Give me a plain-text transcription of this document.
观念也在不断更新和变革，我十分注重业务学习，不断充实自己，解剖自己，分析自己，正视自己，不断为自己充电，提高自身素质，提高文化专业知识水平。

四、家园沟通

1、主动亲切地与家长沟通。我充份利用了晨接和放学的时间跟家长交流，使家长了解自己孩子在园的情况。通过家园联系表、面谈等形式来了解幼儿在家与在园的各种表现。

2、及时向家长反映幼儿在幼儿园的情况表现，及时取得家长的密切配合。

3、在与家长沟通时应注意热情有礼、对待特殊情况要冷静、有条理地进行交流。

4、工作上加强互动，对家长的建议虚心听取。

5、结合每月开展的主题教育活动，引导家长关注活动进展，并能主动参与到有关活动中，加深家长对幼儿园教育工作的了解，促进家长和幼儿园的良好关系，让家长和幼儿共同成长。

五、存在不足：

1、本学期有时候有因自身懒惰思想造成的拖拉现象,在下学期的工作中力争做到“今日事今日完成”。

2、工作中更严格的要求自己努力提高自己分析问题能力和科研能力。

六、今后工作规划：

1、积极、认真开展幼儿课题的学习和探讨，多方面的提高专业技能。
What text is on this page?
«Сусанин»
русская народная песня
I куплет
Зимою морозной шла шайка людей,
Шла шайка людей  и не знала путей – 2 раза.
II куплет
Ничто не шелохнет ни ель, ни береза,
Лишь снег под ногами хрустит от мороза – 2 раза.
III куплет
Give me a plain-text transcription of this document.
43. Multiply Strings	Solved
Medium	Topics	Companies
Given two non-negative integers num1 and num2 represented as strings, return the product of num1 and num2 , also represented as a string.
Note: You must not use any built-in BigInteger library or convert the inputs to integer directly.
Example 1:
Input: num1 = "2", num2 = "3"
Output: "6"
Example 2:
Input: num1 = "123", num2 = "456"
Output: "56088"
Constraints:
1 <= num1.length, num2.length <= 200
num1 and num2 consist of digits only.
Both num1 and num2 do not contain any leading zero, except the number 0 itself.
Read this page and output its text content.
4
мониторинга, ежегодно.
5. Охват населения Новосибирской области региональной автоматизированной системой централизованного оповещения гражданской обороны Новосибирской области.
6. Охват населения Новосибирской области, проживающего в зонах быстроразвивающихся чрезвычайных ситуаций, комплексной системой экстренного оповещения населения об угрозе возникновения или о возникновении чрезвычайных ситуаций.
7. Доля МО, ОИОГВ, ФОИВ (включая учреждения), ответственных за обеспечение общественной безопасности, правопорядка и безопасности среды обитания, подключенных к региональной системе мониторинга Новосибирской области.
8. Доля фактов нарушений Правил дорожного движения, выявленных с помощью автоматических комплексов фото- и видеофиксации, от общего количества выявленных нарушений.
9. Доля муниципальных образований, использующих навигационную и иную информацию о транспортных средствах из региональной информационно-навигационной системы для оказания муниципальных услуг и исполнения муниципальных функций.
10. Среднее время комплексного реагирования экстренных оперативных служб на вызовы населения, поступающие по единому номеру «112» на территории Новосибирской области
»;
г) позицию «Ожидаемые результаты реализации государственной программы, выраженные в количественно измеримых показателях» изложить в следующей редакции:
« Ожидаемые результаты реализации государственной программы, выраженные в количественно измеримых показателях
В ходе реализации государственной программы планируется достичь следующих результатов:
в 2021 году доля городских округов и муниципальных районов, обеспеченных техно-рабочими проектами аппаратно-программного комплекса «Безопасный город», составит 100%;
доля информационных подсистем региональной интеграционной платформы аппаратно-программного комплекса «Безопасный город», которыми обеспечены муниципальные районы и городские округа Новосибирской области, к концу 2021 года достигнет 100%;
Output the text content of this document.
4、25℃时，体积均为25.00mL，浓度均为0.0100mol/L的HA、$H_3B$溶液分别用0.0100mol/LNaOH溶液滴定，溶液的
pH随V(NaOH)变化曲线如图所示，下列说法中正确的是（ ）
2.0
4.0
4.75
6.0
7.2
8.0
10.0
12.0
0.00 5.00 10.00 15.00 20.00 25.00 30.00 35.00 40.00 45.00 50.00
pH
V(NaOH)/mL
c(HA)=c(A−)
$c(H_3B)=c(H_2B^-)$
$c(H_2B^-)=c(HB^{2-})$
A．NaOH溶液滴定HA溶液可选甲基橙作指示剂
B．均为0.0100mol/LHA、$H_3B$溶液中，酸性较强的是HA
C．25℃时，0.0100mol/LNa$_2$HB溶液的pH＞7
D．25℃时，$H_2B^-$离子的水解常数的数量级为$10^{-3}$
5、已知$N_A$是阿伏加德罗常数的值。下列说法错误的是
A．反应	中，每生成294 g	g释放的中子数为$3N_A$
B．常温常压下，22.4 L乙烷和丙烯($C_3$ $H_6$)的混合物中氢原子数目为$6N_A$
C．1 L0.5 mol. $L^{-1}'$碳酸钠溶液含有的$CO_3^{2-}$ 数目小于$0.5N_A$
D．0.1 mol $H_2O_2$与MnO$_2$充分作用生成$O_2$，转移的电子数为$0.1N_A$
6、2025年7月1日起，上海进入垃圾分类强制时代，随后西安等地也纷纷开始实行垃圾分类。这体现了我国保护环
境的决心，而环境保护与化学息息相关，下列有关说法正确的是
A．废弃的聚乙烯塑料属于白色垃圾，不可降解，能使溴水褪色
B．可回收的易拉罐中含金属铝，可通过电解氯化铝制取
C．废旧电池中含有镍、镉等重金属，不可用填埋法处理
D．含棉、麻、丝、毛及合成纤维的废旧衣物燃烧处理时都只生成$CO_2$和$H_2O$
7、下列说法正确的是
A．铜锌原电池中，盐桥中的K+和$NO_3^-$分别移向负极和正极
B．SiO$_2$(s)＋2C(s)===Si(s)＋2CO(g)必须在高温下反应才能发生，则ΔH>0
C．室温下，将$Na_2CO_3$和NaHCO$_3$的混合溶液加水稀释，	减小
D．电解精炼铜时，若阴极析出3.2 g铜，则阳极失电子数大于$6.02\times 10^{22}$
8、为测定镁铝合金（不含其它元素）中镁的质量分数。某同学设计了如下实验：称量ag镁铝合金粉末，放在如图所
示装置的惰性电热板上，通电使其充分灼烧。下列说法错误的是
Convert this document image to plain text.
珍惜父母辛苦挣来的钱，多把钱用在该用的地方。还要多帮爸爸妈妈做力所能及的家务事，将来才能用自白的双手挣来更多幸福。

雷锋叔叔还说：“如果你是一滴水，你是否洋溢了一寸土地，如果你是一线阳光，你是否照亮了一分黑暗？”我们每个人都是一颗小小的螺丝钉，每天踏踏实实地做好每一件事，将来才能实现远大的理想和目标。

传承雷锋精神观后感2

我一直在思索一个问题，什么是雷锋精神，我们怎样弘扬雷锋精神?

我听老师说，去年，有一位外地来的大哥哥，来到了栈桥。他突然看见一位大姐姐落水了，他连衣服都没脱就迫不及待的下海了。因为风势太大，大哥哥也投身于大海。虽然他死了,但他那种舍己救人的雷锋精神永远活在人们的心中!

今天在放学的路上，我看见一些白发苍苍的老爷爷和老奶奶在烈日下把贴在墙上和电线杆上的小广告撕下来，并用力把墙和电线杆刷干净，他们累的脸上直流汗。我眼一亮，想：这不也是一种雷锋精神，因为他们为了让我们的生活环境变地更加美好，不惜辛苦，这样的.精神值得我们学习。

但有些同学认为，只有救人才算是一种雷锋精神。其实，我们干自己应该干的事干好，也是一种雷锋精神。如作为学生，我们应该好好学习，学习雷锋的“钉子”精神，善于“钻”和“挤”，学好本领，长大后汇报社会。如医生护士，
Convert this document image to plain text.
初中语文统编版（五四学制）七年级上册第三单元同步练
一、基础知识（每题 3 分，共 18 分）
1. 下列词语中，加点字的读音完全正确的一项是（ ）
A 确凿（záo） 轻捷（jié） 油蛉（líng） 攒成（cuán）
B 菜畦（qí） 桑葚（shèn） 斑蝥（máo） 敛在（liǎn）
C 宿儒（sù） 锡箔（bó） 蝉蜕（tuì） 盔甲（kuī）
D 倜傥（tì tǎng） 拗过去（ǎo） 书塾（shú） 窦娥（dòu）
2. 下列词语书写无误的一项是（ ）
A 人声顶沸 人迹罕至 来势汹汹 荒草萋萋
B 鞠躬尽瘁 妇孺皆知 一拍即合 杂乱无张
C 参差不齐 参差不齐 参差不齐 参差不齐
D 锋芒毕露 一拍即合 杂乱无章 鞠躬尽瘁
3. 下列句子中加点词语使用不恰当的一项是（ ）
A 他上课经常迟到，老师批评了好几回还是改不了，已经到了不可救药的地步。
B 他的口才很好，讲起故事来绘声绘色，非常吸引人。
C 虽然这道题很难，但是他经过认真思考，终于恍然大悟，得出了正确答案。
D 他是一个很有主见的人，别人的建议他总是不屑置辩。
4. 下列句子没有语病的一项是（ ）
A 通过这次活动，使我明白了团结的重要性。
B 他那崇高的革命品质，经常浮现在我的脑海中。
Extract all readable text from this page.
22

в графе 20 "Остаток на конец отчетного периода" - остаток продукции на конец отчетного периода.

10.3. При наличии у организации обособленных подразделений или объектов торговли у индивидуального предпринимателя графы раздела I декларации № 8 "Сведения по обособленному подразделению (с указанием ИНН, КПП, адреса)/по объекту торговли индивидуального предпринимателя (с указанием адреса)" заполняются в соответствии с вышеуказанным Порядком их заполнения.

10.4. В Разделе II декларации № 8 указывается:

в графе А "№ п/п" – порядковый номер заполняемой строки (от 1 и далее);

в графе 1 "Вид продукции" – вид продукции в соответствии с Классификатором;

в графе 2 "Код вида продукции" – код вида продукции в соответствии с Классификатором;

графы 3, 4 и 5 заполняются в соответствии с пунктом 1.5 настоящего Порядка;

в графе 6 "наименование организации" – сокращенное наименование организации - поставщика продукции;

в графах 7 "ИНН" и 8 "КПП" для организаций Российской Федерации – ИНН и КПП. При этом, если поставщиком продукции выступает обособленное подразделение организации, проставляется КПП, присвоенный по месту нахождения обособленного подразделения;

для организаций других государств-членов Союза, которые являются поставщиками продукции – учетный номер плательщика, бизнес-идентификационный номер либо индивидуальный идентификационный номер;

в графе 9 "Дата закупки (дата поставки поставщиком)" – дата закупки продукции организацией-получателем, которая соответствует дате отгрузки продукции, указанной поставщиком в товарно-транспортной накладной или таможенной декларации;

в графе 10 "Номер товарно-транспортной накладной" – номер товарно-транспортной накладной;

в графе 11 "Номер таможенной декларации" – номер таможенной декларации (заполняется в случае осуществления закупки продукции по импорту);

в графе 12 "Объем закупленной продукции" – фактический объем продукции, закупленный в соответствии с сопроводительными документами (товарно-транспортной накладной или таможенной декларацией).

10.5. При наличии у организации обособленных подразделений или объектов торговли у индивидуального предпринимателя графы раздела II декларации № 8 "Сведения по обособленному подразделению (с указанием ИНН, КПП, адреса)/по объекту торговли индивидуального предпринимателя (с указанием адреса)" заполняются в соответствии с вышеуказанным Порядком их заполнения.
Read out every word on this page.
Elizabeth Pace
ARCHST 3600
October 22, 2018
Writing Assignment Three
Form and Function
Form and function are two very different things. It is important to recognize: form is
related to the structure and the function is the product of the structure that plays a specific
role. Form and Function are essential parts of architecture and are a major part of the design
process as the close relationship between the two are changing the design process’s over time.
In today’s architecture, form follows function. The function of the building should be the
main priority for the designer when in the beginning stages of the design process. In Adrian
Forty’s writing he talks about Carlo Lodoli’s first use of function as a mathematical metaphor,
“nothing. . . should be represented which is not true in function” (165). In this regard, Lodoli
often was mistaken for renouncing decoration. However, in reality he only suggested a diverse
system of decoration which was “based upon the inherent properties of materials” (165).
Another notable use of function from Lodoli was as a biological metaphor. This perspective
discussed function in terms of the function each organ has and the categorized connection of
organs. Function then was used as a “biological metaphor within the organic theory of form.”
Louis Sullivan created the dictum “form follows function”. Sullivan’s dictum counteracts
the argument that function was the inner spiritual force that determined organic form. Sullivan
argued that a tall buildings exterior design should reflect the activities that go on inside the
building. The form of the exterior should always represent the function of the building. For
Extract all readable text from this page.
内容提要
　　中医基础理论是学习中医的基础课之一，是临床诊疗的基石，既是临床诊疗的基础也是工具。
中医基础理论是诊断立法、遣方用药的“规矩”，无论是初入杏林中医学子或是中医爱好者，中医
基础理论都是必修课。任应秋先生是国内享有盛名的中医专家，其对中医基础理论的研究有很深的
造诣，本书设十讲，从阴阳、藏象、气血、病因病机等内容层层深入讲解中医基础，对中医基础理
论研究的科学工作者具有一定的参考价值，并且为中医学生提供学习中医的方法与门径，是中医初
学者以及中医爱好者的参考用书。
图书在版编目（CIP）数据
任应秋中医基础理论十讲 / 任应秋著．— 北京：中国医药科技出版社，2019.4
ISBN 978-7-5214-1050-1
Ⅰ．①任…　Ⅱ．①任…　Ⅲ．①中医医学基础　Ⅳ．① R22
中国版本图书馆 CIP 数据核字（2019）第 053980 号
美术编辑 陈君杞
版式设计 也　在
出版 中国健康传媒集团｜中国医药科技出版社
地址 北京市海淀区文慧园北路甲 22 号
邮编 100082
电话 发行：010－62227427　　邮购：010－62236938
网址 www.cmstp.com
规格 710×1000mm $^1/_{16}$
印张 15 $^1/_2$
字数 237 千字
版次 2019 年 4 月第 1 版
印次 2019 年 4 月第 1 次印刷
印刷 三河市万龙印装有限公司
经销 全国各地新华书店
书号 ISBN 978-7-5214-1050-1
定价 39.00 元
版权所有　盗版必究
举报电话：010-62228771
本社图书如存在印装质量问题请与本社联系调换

**Written problem:** Pick out and copy the lines of the entries that hold the string "exterior".

**Result of this task:**
argued that a tall buildings exterior design should reflect the activities that go on inside the
building. The form of the exterior should always represent the function of the building. For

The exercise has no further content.